WORK TO DO —
**A)** List the usernames that head the posts in the forum thread on UK visa processing times.
**B)** Extend the forum thread on UK visa processing times, starting after its last sentence.

[start GIVEN TEXT]

I applied for a spouse's visa of an ancestry visa holder from Auckland and couriered the printout of my online application to the UKBA office in Auckland on 15 April, which they received on 16 April.

The projected wait times were listed as 93% within 10 working days and 97% within 15 working days excluding up to 5 days transit each way to/from Manila.

My visa was put back into the NZ postal system (notified by a track and trace alert) on 3 April and arrived in my post office box on 6 April.

So all up it took 15 working days including the transit to/from Manila so well within the guidelines.

The only bad thing is that I received NO emails whatsoever from the UKBA that my documentation had been received or visa dispatched.

The only way I knew to expect my passport in the post was the track and trace alerts I had set up on the courier pack I enclosed with my application.


----------



## stormystorms (Feb 19, 2013)

Any updates on other settlement visas being processed in Manila? It'll be 60 days on Monday since I applied...


----------



## raf1984 (Feb 20, 2013)

stormystorms said:


> Any updates on other settlement visas being processed in Manila? It'll be 60 days on Monday since I applied...


Just to share waiting time experience...
islamabad HUB had gone down as far as 41 "working days" for applicants who applied last week of Jan and 1st Feb
applicant applied 08-02-2013 and received rfc within 18-04-2013 48working days (she wrote vigenette was printed 24hrs before on passport)
another applied 12-02-2013 and received rfc within 25-04-2013 51working days
another applied 14-02-2013 and received rfc within 7th May 2013 56working days

the number of working days seem to be ever increasing...would any one know the reasoning behind this???
Please advise


----------



## reneeclaire (Jan 3, 2013)

stormystorms said:


> Any updates on other settlement visas being processed in Manila? It'll be 60 days on Monday since I applied...


Hi! 

I just recieved my email saying my visa has been dispatched and can track in three days (as I'm in NZ, it's being delivered to me) .. So I'm now praying its an approval!!!!

[end GIVEN TEXT]
[start INFORMATION PROVIDED]

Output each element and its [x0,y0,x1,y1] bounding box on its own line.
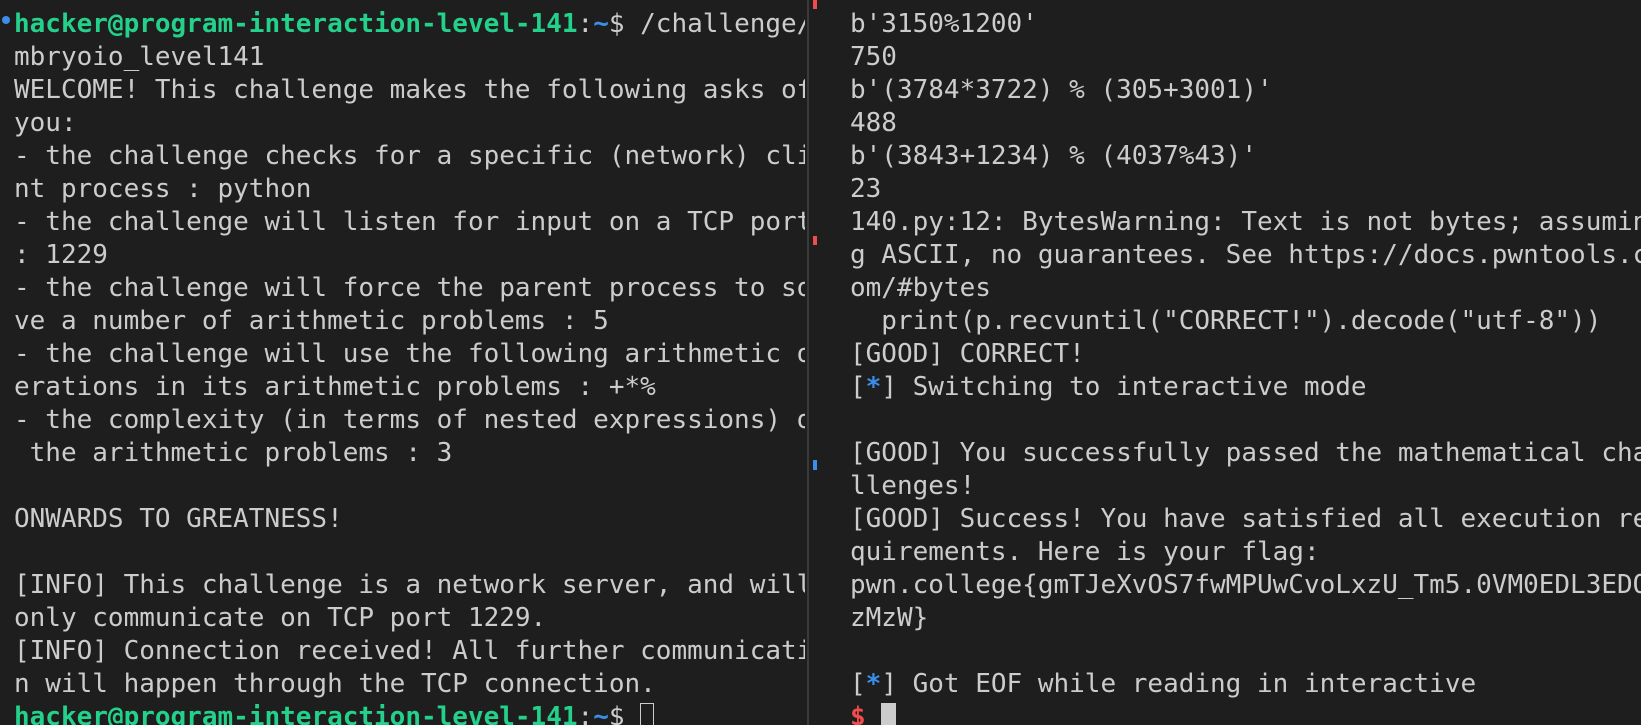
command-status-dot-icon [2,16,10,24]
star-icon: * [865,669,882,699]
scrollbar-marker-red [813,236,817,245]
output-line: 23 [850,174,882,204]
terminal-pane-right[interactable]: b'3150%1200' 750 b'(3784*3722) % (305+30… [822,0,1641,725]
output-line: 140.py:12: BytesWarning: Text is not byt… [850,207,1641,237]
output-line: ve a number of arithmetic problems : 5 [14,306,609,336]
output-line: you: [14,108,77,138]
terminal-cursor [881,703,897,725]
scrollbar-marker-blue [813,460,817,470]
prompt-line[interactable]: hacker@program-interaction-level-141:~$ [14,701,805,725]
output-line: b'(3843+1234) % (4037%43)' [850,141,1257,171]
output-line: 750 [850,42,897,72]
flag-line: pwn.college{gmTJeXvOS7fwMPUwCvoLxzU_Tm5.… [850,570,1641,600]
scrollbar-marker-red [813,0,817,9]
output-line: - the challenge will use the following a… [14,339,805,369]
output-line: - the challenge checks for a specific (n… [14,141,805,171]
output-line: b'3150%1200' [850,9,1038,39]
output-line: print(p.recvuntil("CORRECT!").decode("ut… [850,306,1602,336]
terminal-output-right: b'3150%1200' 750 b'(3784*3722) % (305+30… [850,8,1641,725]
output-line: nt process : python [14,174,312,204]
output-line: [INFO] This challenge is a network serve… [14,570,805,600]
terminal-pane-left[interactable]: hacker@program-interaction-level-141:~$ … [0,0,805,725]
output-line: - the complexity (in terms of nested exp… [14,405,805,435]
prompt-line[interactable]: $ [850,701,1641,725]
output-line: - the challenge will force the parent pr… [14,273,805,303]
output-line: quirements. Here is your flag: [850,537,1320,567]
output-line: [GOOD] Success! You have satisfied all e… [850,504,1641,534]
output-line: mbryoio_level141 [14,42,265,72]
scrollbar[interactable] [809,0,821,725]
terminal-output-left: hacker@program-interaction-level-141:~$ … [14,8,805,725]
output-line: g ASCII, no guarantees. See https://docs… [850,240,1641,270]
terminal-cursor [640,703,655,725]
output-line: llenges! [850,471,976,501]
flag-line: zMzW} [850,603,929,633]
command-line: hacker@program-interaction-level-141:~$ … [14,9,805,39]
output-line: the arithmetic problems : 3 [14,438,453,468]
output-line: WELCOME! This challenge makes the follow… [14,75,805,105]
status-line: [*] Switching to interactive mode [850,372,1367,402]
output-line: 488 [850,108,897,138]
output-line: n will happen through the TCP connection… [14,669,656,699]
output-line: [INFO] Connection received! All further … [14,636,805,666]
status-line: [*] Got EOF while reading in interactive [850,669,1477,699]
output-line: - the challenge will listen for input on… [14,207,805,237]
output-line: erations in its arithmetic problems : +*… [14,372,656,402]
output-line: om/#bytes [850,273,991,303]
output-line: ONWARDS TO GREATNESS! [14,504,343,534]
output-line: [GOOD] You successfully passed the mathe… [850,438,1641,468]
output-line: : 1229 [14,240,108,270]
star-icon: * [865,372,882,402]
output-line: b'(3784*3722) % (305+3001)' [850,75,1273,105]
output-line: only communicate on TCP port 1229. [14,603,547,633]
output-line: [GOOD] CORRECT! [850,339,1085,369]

[end INFORMATION PROVIDED]

RESULTS FOR EACH TASK —
**A)** stormystorms, raf1984, reneeclaire

**B)**
Today is working day 39 (excluding all weekends and public holidays!

(Actually on second reading, it says, "your visa will be dispatched shortly". I'm excited and panicky all at once!!)


----------



## stormystorms (Feb 19, 2013)

WOW! Im so happy for you Renee!!! You applied March 11 right? I applied March 13 and I hope to get mine soon!!!


----------



## Rebeccaf007 (Mar 18, 2013)

reneeclaire said:


> Hi!
> 
> I just recieved my email saying my visa has been dispatched and can track in three days (as I'm in NZ, it's being delivered to me) .. So I'm now praying its an approval!!!!
> 
> ...


Congrats Renee, I hope that means mine is next, I had sent them andemail yeaterday and got advised it hadn't even been looked at yet. Hoping that's a generic response! Eek!! X


----------



## stormystorms (Feb 19, 2013)

Rebeccaf007 said:


> Congrats Renee, I hope that means mine is next, I had sent them andemail yeaterday and got advised it hadn't even been looked at yet. Hoping that's a generic response! Eek!! X


To which e-mail did you send your inquiry to, Rebecca? I'm thinking I might send them an e-mail as well just to check up on it.


----------



## Rebeccaf007 (Mar 18, 2013)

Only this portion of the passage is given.